[Collected data]
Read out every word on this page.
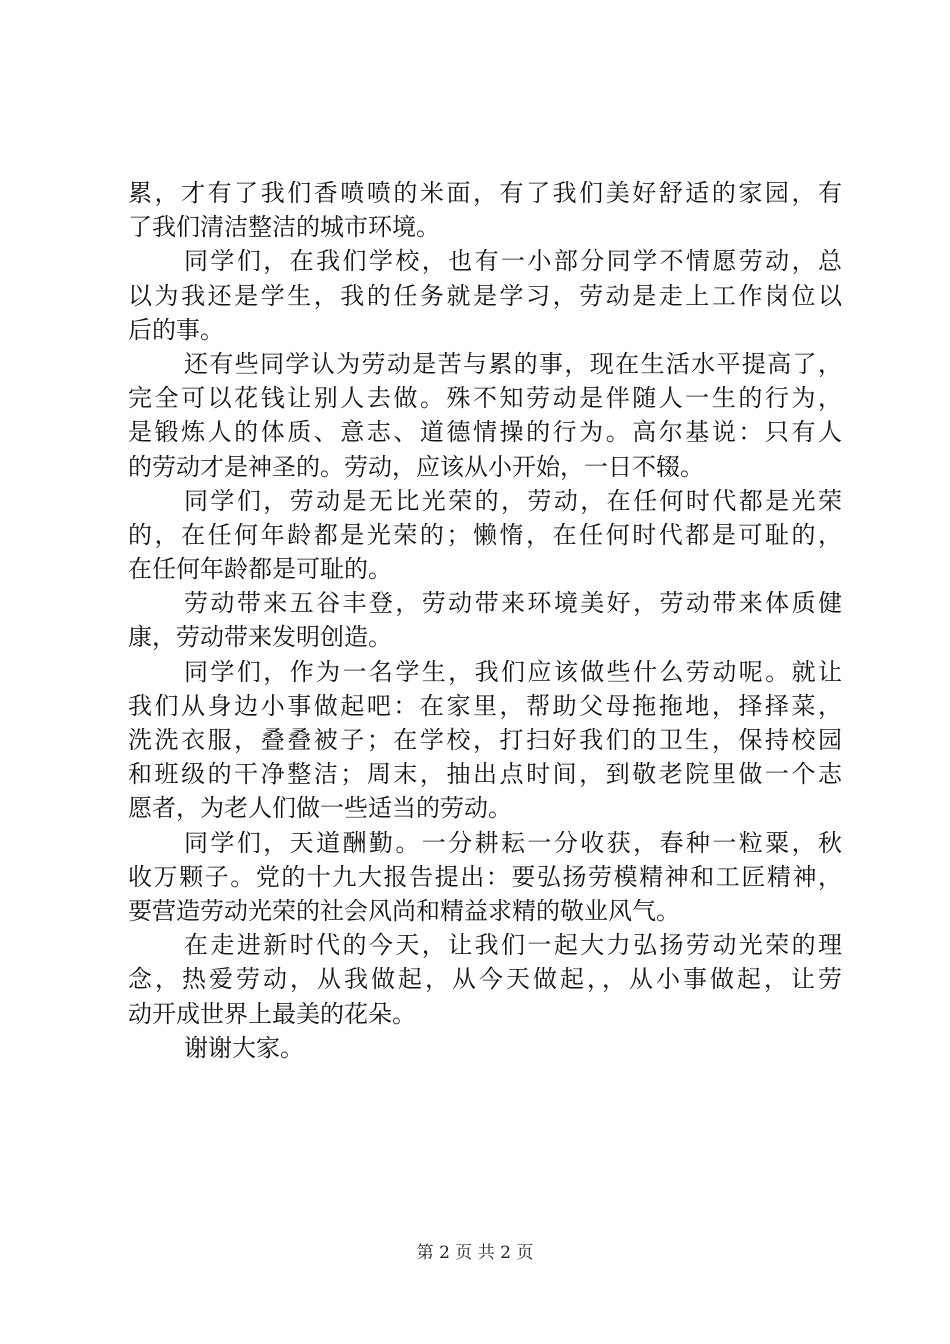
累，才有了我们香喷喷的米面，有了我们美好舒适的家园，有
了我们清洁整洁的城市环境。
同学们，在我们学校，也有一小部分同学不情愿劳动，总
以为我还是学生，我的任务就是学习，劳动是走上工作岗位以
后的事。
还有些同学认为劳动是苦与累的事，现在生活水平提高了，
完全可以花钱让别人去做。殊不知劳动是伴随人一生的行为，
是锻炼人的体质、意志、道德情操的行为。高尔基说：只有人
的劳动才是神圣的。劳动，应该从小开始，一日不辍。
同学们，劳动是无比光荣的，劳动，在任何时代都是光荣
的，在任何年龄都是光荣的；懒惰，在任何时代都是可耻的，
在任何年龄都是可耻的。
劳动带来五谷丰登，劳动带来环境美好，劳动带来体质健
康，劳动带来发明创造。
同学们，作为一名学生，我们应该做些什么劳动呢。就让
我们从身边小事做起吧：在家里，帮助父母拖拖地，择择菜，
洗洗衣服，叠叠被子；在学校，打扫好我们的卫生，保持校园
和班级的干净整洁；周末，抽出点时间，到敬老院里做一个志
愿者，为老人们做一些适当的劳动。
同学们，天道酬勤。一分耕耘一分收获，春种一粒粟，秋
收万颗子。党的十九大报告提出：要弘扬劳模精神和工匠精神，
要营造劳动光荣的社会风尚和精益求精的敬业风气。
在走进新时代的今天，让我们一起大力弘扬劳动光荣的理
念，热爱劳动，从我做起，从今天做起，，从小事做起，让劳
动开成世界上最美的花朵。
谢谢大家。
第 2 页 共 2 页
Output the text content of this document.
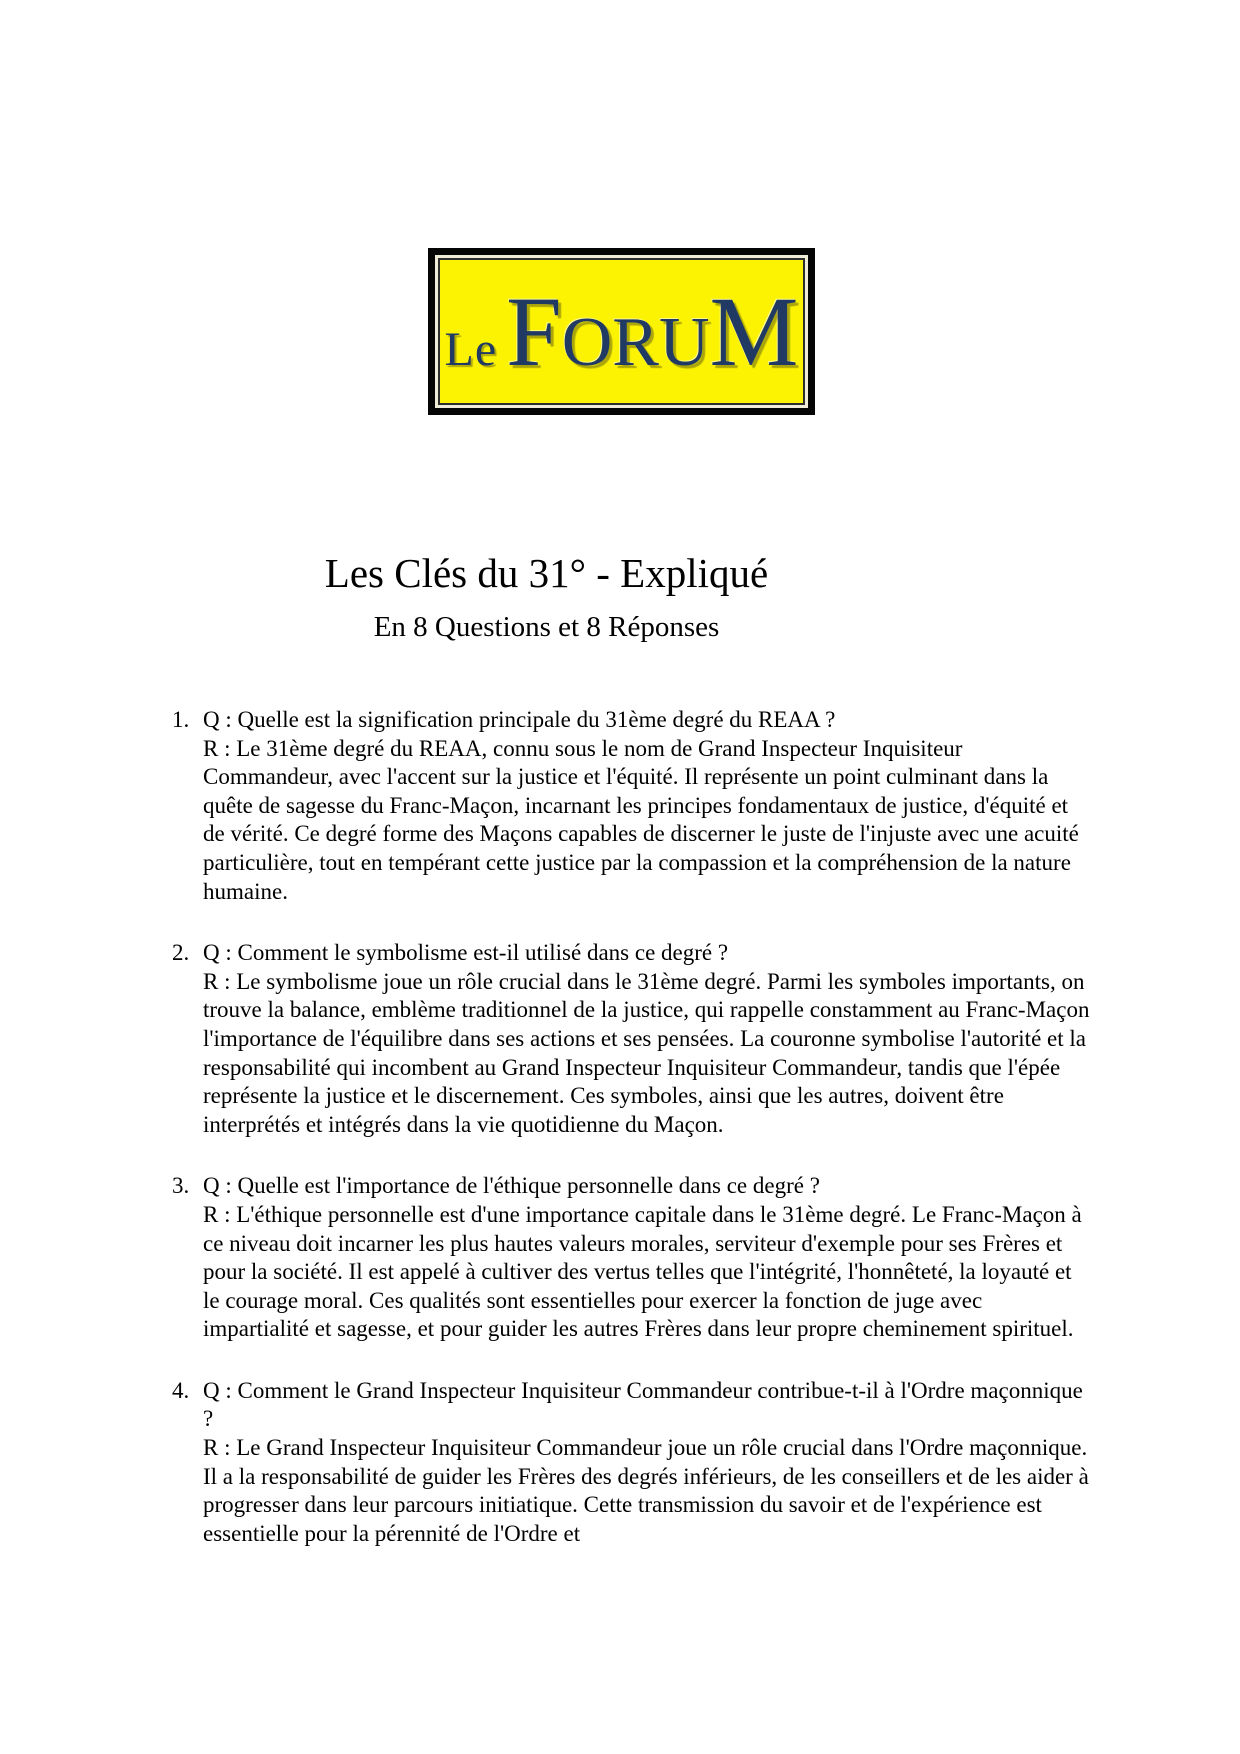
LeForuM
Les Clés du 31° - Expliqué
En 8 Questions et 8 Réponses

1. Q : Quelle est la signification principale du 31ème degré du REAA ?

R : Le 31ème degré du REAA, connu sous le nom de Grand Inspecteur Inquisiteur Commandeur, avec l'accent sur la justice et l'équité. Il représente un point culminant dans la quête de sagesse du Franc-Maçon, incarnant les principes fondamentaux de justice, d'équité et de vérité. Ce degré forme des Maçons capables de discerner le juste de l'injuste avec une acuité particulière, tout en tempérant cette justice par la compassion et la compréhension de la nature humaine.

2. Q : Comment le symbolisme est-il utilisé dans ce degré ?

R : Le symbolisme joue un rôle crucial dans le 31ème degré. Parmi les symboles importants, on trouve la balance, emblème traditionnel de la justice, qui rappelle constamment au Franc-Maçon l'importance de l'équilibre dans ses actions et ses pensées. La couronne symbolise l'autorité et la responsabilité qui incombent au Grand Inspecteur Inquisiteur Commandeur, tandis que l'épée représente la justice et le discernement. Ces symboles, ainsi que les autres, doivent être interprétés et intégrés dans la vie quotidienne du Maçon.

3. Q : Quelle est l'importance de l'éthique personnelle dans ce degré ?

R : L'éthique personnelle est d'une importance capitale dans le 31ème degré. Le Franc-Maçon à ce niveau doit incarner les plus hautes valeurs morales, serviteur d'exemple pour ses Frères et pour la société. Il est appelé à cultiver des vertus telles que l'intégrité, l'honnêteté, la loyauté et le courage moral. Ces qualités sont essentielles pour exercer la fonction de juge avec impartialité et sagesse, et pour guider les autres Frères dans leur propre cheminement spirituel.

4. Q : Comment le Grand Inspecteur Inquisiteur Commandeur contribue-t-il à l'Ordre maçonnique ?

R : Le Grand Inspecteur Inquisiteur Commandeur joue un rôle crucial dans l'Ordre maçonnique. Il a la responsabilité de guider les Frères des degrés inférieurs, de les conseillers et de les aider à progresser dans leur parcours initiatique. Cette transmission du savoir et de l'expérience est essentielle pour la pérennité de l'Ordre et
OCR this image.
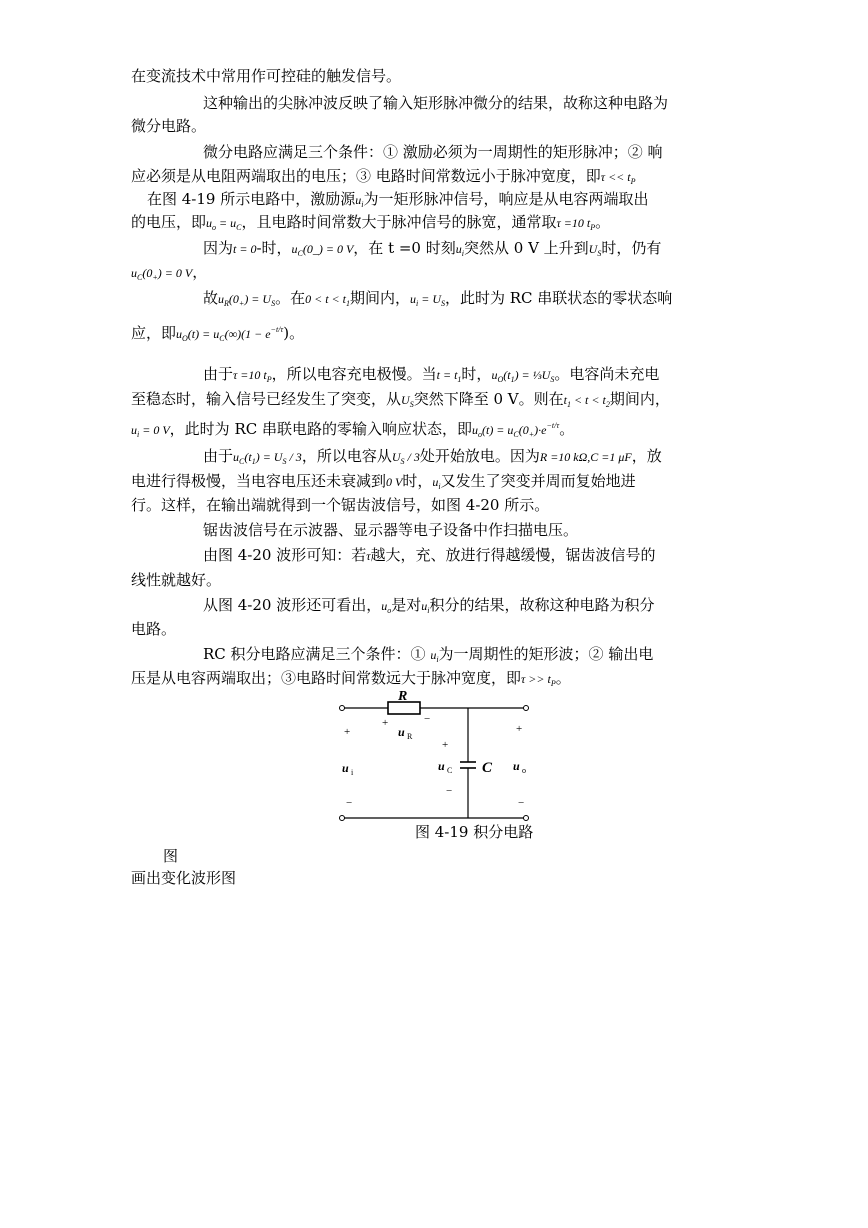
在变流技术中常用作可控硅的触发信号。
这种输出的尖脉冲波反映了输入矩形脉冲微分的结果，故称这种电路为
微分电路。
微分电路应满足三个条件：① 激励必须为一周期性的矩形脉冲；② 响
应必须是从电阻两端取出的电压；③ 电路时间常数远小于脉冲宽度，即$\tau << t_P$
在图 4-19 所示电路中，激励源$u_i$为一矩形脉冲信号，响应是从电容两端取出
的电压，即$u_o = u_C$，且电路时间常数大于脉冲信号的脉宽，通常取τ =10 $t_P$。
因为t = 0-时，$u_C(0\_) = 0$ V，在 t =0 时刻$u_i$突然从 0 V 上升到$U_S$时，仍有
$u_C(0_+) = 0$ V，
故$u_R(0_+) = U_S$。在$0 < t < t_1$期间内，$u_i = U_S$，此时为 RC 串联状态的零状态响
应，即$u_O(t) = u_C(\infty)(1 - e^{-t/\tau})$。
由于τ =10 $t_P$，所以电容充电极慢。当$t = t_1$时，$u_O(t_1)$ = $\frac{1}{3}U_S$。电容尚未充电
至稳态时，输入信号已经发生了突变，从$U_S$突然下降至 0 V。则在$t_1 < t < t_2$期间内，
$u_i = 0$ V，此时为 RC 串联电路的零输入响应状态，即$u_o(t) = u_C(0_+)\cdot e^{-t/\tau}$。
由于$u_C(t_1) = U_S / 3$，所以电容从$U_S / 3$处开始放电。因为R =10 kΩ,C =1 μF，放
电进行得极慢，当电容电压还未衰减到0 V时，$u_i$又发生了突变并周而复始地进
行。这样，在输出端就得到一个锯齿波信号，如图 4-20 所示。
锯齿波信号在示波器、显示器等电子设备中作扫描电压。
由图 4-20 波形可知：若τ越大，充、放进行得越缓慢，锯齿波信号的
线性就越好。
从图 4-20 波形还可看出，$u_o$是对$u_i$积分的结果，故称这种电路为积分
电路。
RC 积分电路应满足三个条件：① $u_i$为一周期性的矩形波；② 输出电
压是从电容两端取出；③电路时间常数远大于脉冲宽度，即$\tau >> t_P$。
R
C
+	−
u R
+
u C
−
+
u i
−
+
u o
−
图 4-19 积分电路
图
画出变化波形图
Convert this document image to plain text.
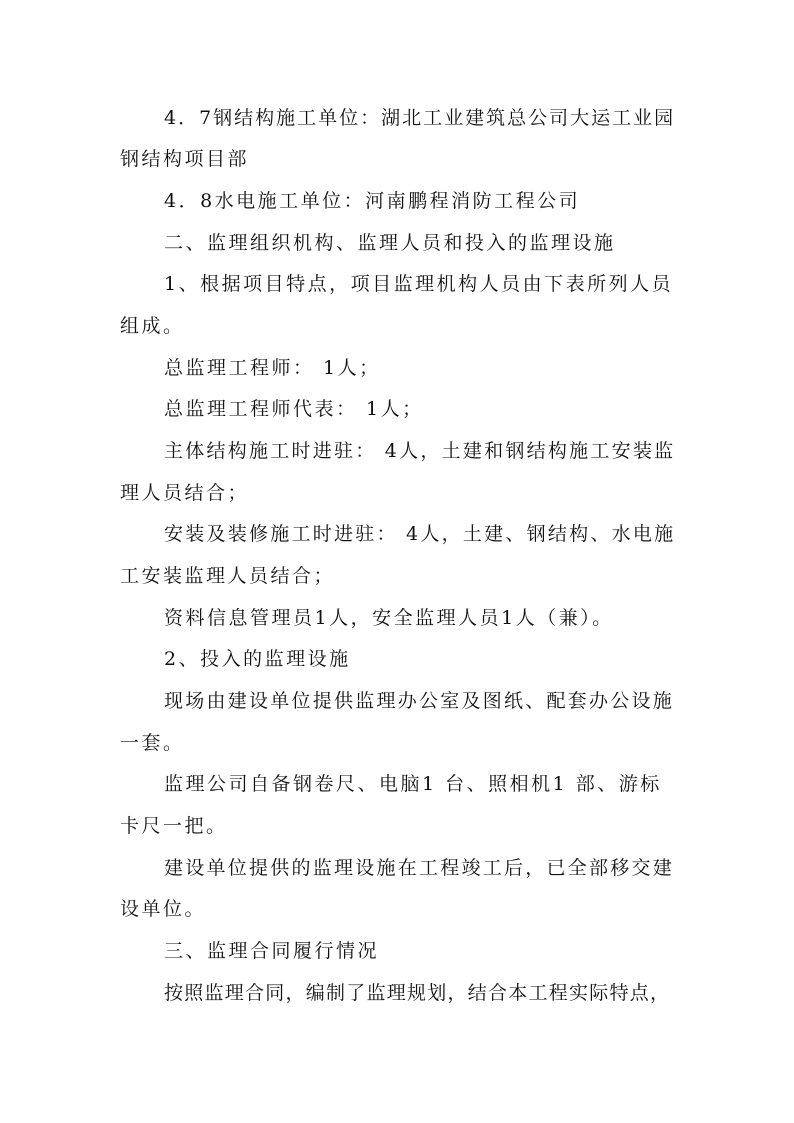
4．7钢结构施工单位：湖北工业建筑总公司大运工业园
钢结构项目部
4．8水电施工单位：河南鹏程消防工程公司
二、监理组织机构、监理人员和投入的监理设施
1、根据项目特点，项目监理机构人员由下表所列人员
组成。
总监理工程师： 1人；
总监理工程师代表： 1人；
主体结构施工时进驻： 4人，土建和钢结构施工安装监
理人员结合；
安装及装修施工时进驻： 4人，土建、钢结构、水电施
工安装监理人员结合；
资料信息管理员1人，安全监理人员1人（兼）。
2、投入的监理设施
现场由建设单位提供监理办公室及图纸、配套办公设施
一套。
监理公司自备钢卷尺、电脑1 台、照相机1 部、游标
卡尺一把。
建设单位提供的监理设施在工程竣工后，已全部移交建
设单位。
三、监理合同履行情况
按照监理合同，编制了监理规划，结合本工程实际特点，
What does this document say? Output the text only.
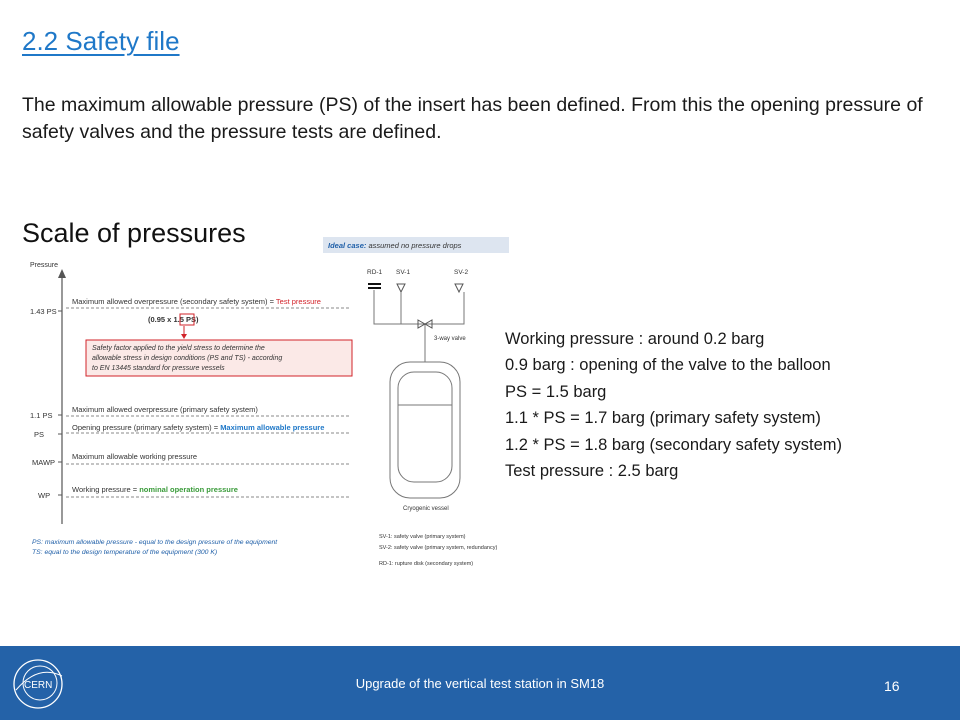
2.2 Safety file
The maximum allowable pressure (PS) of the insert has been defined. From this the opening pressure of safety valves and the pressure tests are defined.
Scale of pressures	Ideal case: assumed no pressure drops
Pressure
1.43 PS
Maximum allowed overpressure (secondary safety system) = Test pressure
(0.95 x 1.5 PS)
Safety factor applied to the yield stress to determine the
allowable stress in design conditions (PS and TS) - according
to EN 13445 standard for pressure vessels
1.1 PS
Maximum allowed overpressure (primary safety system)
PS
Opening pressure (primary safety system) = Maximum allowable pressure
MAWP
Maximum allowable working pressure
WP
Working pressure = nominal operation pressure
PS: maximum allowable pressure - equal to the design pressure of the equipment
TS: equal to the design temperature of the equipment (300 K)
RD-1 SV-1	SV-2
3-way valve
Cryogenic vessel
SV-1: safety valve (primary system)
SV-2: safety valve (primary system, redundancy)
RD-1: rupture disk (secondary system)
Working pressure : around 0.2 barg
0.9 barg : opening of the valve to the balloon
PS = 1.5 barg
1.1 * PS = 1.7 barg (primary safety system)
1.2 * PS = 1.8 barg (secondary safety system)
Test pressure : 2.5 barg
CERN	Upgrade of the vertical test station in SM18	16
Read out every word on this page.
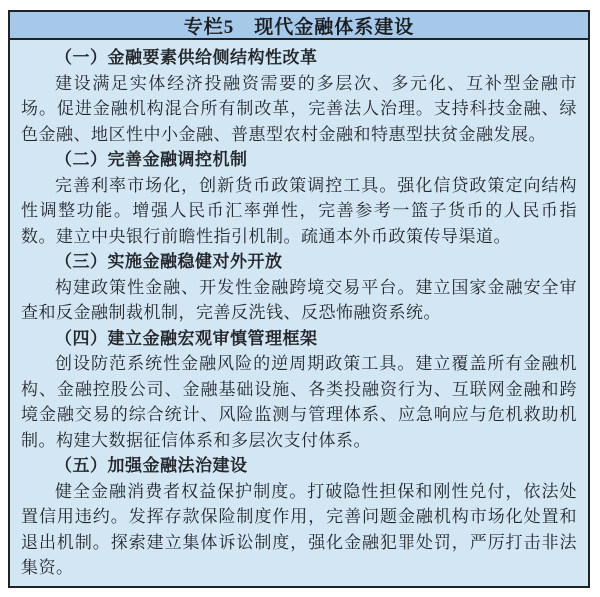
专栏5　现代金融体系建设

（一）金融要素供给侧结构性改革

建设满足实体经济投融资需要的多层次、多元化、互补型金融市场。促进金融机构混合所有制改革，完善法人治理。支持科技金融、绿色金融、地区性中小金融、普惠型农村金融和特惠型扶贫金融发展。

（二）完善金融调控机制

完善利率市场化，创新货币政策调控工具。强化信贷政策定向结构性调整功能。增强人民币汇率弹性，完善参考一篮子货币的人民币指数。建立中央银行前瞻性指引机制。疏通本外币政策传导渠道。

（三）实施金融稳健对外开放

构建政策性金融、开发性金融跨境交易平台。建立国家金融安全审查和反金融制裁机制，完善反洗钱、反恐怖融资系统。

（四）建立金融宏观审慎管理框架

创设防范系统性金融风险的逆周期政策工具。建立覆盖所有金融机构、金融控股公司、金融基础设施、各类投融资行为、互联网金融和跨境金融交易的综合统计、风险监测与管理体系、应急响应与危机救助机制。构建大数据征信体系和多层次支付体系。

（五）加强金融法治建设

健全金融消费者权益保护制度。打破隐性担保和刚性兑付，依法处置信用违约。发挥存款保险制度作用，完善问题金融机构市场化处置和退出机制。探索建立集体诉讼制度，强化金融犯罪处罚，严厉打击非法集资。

**TASK GOAL**
From the listing above, copy out each line where the word "secondary" appears.

**WORKED ANSWER**
Maximum allowed overpressure (secondary safety system) = Test pressure
RD-1: rupture disk (secondary system)
1.2 * PS = 1.8 barg (secondary safety system)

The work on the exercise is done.